- _Passage shown_
+ + +
Who they should have picked: Derek Jeter

The Astros were perennial contenders in the late 1990s and early 2000s while settling for negligible production from the shortstop position. Drafting Jeter when they had the chance might have made at least one of those teams parade-worthy.

The Padres' Michigan area scout was obsessed with Jeter as a 17-year-old when Houston held the rights to the No. 1 draft pick in 1992. Buster Olney's The Last Night of the Yankee Dynasty verifies that:

"

When Jeter was a teenager, Newhouser would sometimes drive the 3½ hours from his home in Bluefield Hills, Michigan, to Kalamazoo Central High School, where Jeter played. "That kid is something special," Newhouser raved to his wife, Beryl. "He's got the softest hands I've ever seen." He talked about Jeter's family, too, his parents; the kid has a great support system, Newhouser would say.

"

A column by Olney in The New York Times says that Newhouser "quit baseball in disgust" when his team didn't lock up the shortstop who was “going to be the anchor and the foundation of a winning club.”

Nevin, on the other hand, didn't wow anyone in three seasons in the minors, so the Astros dealt him to the Detroit Tigers just 18 games into his rookie campaign. He went on to post an above-average career with most of his success coming with the San Diego Padres.

That certainly doesn't justify Houston's ignorance of Newhouser's strong conviction.
+ + +
- _What you have to do_
Copy the passage about the Astros passing on Derek Jeter word for word, from "Nevin, on the" to "Newhouser's strong conviction.".
+ + +
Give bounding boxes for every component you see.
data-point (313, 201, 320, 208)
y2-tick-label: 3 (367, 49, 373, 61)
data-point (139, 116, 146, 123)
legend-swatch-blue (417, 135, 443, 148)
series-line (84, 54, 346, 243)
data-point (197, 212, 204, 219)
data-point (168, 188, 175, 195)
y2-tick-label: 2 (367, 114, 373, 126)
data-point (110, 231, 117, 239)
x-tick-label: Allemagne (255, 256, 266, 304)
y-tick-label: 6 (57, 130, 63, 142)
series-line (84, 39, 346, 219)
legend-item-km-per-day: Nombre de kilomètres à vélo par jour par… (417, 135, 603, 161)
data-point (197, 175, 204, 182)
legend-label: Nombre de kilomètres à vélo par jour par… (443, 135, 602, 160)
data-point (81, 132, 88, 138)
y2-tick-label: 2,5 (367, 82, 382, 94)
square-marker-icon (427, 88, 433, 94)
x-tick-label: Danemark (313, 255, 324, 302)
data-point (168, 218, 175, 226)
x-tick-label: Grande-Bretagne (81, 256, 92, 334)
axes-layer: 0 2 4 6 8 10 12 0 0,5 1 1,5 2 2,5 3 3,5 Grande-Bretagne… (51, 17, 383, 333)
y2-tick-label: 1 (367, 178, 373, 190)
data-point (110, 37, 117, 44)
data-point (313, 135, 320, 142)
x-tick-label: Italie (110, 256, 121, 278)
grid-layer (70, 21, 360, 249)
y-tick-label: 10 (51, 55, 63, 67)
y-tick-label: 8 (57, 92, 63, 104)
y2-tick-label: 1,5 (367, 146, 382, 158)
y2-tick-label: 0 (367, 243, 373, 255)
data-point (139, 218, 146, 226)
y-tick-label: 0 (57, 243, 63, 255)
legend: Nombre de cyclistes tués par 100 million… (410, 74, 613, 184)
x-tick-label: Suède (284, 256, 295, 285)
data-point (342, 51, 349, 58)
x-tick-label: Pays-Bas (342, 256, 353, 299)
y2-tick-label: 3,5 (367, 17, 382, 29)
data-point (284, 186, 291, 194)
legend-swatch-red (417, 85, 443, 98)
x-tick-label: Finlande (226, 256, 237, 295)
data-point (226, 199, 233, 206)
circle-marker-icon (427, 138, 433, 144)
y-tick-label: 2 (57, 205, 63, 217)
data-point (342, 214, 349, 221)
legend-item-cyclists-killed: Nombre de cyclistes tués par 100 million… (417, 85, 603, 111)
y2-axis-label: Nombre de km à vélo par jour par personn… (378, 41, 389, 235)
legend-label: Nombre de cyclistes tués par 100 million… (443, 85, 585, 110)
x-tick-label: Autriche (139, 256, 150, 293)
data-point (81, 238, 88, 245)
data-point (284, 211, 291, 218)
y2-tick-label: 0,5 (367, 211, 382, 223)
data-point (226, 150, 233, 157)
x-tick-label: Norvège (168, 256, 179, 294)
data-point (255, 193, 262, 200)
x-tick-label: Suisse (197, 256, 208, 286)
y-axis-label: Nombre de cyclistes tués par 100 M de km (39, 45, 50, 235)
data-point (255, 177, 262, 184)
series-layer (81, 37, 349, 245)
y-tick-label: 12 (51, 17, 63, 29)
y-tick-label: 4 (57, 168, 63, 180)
+ + +
- _Final answer_
Nevin, on the other hand, didn't wow anyone in three seasons in the minors, so the Astros dealt him to the Detroit Tigers just 18 games into his rookie campaign. He went on to post an above-average career with most of his success coming with the San Diego Padres.

That certainly doesn't justify Houston's ignorance of Newhouser's strong conviction.